Copy out the entries exactly, from the first line to the last.

----

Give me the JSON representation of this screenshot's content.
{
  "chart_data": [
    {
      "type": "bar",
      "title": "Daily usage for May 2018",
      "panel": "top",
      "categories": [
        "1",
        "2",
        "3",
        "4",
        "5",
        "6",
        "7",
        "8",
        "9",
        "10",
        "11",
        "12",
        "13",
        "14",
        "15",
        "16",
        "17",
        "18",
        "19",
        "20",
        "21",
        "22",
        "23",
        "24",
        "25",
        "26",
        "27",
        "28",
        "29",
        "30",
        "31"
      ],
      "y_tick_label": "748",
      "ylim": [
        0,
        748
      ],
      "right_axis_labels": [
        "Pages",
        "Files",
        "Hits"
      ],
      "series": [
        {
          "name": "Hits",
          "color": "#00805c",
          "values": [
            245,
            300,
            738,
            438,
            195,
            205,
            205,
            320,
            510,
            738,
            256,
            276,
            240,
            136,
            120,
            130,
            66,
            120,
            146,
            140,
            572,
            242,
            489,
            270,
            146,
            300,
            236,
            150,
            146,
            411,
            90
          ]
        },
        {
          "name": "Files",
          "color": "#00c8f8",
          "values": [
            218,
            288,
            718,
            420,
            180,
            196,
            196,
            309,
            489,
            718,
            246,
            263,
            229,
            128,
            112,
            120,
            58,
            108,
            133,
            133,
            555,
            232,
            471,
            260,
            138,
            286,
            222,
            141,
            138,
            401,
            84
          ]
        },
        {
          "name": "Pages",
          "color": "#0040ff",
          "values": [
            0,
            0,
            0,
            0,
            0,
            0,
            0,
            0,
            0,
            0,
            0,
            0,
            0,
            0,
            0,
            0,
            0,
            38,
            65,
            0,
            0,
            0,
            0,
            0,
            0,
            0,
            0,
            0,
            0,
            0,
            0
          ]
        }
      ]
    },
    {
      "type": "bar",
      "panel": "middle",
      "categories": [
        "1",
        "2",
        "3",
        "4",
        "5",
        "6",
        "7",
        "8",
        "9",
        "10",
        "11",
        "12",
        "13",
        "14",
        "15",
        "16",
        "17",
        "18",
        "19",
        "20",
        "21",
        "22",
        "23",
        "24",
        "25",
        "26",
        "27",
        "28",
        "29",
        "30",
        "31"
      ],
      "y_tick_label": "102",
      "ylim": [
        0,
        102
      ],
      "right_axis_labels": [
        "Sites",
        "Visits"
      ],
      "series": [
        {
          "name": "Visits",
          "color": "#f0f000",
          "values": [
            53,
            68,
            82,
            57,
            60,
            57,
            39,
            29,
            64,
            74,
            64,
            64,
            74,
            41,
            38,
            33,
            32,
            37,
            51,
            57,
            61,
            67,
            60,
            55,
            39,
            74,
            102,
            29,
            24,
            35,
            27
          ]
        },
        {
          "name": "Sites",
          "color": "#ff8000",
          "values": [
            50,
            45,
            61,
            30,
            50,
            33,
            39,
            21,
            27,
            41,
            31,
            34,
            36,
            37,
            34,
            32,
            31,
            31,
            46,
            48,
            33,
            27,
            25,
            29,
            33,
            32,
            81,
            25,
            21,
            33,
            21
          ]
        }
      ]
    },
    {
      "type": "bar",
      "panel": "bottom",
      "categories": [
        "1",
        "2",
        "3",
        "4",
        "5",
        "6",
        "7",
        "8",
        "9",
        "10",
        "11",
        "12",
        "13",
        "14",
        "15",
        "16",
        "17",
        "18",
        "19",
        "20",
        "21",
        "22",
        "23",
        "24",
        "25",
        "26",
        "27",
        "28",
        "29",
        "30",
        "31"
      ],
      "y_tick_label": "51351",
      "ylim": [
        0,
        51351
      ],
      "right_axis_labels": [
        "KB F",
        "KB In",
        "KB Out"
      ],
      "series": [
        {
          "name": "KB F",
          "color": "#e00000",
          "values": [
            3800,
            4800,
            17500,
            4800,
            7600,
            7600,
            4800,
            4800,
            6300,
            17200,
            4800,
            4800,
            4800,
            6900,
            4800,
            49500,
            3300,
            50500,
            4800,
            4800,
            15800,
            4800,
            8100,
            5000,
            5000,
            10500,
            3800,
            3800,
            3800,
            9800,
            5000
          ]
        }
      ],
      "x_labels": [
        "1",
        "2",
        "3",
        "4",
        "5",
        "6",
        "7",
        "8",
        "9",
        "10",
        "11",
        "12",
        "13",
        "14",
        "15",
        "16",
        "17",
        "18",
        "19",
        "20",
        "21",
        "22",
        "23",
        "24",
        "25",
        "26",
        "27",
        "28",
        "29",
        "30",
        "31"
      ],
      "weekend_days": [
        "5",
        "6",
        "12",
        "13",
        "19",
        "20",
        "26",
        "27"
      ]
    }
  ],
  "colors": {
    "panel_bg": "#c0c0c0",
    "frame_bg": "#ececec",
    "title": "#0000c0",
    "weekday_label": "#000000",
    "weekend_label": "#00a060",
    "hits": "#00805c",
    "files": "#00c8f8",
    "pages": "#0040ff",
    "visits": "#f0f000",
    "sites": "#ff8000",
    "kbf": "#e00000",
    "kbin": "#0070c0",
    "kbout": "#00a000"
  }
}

----

◆ Finished task ◆
Give me the JSON representation of this screenshot's content.
{
  "chart_data": [
    {
      "type": "bar",
      "title": "Daily usage for May 2018",
      "panel": "top",
      "categories": [
        "1",
        "2",
        "3",
        "4",
        "5",
        "6",
        "7",
        "8",
        "9",
        "10",
        "11",
        "12",
        "13",
        "14",
        "15",
        "16",
        "17",
        "18",
        "19",
        "20",
        "21",
        "22",
        "23",
        "24",
        "25",
        "26",
        "27",
        "28",
        "29",
        "30",
        "31"
      ],
      "y_tick_label": "748",
      "ylim": [
        0,
        748
      ],
      "right_axis_labels": [
        "Pages",
        "Files",
        "Hits"
      ],
      "series": [
        {
          "name": "Hits",
          "color": "#00805c",
          "values": [
            245,
            300,
            738,
            438,
            195,
            205,
            205,
            320,
            510,
            738,
            256,
            276,
            240,
            136,
            120,
            130,
            66,
            120,
            146,
            140,
            572,
            242,
            489,
            270,
            146,
            300,
            236,
            150,
            146,
            411,
            90
          ]
        },
        {
          "name": "Files",
          "color": "#00c8f8",
          "values": [
            218,
            288,
            718,
            420,
            180,
            196,
            196,
            309,
            489,
            718,
            246,
            263,
            229,
            128,
            112,
            120,
            58,
            108,
            133,
            133,
            555,
            232,
            471,
            260,
            138,
            286,
            222,
            141,
            138,
            401,
            84
          ]
        },
        {
          "name": "Pages",
          "color": "#0040ff",
          "values": [
            0,
            0,
            0,
            0,
            0,
            0,
            0,
            0,
            0,
            0,
            0,
            0,
            0,
            0,
            0,
            0,
            0,
            38,
            65,
            0,
            0,
            0,
            0,
            0,
            0,
            0,
            0,
            0,
            0,
            0,
            0
          ]
        }
      ]
    },
    {
      "type": "bar",
      "panel": "middle",
      "categories": [
        "1",
        "2",
        "3",
        "4",
        "5",
        "6",
        "7",
        "8",
        "9",
        "10",
        "11",
        "12",
        "13",
        "14",
        "15",
        "16",
        "17",
        "18",
        "19",
        "20",
        "21",
        "22",
        "23",
        "24",
        "25",
        "26",
        "27",
        "28",
        "29",
        "30",
        "31"
      ],
      "y_tick_label": "102",
      "ylim": [
        0,
        102
      ],
      "right_axis_labels": [
        "Sites",
        "Visits"
      ],
      "series": [
        {
          "name": "Visits",
          "color": "#f0f000",
          "values": [
            53,
            68,
            82,
            57,
            60,
            57,
            39,
            29,
            64,
            74,
            64,
            64,
            74,
            41,
            38,
            33,
            32,
            37,
            51,
            57,
            61,
            67,
            60,
            55,
            39,
            74,
            102,
            29,
            24,
            35,
            27
          ]
        },
        {
          "name": "Sites",
          "color": "#ff8000",
          "values": [
            50,
            45,
            61,
            30,
            50,
            33,
            39,
            21,
            27,
            41,
            31,
            34,
            36,
            37,
            34,
            32,
            31,
            31,
            46,
            48,
            33,
            27,
            25,
            29,
            33,
            32,
            81,
            25,
            21,
            33,
            21
          ]
        }
      ]
    },
    {
      "type": "bar",
      "panel": "bottom",
      "categories": [
        "1",
        "2",
        "3",
        "4",
        "5",
        "6",
        "7",
        "8",
        "9",
        "10",
        "11",
        "12",
        "13",
        "14",
        "15",
        "16",
        "17",
        "18",
        "19",
        "20",
        "21",
        "22",
        "23",
        "24",
        "25",
        "26",
        "27",
        "28",
        "29",
        "30",
        "31"
      ],
      "y_tick_label": "51351",
      "ylim": [
        0,
        51351
      ],
      "right_axis_labels": [
        "KB F",
        "KB In",
        "KB Out"
      ],
      "series": [
        {
          "name": "KB F",
          "color": "#e00000",
          "values": [
            3800,
            4800,
            17500,
            4800,
            7600,
            7600,
            4800,
            4800,
            6300,
            17200,
            4800,
            4800,
            4800,
            6900,
            4800,
            49500,
            3300,
            50500,
            4800,
            4800,
            15800,
            4800,
            8100,
            5000,
            5000,
            10500,
            3800,
            3800,
            3800,
            9800,
            5000
          ]
        }
      ],
      "x_labels": [
        "1",
        "2",
        "3",
        "4",
        "5",
        "6",
        "7",
        "8",
        "9",
        "10",
        "11",
        "12",
        "13",
        "14",
        "15",
        "16",
        "17",
        "18",
        "19",
        "20",
        "21",
        "22",
        "23",
        "24",
        "25",
        "26",
        "27",
        "28",
        "29",
        "30",
        "31"
      ],
      "weekend_days": [
        "5",
        "6",
        "12",
        "13",
        "19",
        "20",
        "26",
        "27"
      ]
    }
  ],
  "colors": {
    "panel_bg": "#c0c0c0",
    "frame_bg": "#ececec",
    "title": "#0000c0",
    "weekday_label": "#000000",
    "weekend_label": "#00a060",
    "hits": "#00805c",
    "files": "#00c8f8",
    "pages": "#0040ff",
    "visits": "#f0f000",
    "sites": "#ff8000",
    "kbf": "#e00000",
    "kbin": "#0070c0",
    "kbout": "#00a000"
  }
}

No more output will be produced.